-- Data to use --
================================
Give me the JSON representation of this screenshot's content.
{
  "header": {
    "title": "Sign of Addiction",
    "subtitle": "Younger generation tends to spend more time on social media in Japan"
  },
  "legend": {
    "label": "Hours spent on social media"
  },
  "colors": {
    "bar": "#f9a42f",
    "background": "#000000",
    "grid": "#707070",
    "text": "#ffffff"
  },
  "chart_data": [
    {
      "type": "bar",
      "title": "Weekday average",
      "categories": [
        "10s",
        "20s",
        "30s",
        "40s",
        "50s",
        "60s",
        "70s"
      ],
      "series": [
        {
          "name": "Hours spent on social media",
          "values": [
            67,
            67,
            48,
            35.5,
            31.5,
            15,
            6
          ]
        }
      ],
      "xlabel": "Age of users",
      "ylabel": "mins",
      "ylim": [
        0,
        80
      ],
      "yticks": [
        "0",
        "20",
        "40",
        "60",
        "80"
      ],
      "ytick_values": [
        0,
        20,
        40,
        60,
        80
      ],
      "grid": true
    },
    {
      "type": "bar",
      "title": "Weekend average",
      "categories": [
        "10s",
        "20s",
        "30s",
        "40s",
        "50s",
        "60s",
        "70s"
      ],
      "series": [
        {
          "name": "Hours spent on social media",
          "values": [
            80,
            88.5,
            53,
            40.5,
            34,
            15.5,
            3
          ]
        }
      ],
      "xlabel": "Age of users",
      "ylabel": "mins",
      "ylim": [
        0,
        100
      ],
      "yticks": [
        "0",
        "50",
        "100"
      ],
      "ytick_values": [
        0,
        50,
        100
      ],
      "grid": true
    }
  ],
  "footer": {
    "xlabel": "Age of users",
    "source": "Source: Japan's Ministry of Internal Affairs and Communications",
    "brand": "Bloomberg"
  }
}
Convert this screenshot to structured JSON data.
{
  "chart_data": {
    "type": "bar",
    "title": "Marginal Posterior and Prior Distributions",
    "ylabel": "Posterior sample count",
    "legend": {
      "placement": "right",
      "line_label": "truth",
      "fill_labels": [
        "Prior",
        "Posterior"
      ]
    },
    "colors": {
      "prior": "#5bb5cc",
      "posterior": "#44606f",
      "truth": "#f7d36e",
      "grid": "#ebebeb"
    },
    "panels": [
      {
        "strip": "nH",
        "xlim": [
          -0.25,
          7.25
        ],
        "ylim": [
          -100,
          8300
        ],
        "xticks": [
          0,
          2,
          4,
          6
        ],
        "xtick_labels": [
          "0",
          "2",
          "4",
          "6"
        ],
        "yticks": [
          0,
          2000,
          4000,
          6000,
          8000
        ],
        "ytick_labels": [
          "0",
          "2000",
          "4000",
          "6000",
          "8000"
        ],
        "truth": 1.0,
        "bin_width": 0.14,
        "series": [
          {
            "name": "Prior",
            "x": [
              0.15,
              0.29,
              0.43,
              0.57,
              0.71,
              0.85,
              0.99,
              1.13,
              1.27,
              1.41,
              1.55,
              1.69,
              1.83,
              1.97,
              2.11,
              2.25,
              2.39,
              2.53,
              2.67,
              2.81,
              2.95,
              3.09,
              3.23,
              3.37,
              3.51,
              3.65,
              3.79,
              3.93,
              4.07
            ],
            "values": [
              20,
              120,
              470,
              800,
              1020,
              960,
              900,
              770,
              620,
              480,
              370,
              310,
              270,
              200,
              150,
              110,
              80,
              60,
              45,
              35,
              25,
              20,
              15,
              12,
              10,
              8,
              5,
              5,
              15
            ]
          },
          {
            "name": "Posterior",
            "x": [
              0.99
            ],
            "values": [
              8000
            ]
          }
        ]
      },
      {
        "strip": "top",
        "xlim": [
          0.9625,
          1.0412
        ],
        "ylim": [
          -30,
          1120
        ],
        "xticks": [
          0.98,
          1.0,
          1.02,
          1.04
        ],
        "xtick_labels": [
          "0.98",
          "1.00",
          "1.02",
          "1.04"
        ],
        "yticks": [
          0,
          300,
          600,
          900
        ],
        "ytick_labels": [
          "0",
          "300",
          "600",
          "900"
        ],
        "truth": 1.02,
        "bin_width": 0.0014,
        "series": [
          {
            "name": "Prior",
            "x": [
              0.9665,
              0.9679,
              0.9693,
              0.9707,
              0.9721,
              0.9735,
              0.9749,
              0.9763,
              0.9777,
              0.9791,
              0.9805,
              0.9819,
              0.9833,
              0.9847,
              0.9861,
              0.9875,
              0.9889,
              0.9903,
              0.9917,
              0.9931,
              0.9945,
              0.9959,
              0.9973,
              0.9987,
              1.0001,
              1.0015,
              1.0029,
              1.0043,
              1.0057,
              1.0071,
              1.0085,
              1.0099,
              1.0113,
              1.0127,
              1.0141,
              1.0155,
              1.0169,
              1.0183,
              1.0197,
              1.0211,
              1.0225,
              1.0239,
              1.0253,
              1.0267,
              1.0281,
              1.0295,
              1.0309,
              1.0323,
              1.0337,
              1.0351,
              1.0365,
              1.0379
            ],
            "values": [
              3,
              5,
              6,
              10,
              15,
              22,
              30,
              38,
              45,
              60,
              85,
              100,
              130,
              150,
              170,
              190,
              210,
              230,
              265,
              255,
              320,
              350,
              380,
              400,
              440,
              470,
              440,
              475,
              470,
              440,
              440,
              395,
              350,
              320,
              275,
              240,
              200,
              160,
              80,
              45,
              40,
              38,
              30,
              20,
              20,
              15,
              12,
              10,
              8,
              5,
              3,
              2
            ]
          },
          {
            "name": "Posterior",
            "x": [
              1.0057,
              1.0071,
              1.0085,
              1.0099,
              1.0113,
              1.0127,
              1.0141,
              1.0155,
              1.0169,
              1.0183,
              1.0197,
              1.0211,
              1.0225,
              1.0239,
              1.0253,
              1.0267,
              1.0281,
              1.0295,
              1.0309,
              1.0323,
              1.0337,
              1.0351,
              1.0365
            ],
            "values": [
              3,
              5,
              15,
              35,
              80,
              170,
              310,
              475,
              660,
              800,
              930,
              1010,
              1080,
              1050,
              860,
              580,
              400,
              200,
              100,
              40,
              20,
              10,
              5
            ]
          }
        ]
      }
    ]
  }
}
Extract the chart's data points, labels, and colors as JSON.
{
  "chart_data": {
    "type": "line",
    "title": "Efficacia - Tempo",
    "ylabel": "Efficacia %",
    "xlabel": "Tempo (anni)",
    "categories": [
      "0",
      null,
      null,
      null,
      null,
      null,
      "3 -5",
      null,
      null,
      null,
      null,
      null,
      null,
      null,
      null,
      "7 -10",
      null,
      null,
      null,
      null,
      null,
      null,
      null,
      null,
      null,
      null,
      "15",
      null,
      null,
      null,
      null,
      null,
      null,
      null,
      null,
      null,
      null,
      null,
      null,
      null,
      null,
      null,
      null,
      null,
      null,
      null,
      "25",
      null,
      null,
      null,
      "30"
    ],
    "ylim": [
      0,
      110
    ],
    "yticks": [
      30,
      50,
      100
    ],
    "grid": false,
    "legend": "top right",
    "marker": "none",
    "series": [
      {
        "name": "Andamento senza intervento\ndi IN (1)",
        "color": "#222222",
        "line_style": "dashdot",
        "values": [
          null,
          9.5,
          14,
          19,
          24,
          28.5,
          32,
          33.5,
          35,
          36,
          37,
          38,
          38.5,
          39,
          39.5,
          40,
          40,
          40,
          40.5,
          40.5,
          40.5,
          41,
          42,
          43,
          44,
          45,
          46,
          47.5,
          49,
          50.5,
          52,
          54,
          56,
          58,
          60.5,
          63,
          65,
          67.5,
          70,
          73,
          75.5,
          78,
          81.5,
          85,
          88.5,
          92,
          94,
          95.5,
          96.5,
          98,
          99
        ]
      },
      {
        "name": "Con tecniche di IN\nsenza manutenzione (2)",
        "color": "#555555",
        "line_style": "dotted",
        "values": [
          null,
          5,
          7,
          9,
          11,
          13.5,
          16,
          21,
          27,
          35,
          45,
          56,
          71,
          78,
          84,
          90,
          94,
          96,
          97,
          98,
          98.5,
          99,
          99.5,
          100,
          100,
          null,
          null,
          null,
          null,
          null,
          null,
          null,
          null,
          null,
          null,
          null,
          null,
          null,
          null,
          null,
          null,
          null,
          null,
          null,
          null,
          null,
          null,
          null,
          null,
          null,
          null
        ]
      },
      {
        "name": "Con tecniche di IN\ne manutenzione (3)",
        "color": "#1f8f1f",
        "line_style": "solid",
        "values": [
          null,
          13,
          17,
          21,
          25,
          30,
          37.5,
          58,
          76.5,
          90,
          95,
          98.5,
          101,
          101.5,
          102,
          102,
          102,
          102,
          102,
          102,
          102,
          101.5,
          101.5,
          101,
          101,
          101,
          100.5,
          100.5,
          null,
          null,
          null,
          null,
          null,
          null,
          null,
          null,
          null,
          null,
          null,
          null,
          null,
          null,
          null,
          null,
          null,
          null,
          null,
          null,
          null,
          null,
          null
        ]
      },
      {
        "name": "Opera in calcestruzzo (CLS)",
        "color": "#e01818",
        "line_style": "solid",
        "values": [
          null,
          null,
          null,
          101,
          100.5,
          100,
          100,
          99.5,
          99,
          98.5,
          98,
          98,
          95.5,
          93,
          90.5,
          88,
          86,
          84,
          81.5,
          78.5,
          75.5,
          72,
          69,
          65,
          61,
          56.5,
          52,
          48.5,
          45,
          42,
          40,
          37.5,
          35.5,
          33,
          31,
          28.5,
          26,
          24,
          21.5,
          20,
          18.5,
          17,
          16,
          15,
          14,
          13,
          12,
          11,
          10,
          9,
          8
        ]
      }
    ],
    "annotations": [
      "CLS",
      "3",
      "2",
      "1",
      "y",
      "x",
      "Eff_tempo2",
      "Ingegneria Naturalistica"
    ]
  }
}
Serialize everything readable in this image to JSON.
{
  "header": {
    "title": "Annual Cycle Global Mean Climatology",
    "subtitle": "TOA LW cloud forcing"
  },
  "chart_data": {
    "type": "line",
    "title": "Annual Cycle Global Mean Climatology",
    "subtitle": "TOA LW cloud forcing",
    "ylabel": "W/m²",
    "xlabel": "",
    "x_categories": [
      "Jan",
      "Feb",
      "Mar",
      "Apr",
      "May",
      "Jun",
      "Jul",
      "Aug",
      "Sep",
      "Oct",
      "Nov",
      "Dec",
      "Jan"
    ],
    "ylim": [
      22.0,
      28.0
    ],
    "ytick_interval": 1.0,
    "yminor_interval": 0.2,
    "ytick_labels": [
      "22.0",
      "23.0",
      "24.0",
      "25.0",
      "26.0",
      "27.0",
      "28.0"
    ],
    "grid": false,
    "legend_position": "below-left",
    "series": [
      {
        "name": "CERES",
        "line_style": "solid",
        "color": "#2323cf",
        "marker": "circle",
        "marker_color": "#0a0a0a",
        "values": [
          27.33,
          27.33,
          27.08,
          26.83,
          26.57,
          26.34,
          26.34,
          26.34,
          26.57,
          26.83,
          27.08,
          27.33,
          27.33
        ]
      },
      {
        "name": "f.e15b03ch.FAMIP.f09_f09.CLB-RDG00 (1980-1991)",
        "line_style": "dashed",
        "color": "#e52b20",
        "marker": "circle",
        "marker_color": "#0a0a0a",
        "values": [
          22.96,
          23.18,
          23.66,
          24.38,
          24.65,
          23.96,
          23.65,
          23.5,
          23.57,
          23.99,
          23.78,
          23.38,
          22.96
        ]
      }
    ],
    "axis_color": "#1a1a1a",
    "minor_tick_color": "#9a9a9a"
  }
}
================================
-- Task goal --
Filter the records for lines holding the string "cloud". Copy each one.

-- Final result --
    "subtitle": "TOA LW cloud forcing"
    "subtitle": "TOA LW cloud forcing",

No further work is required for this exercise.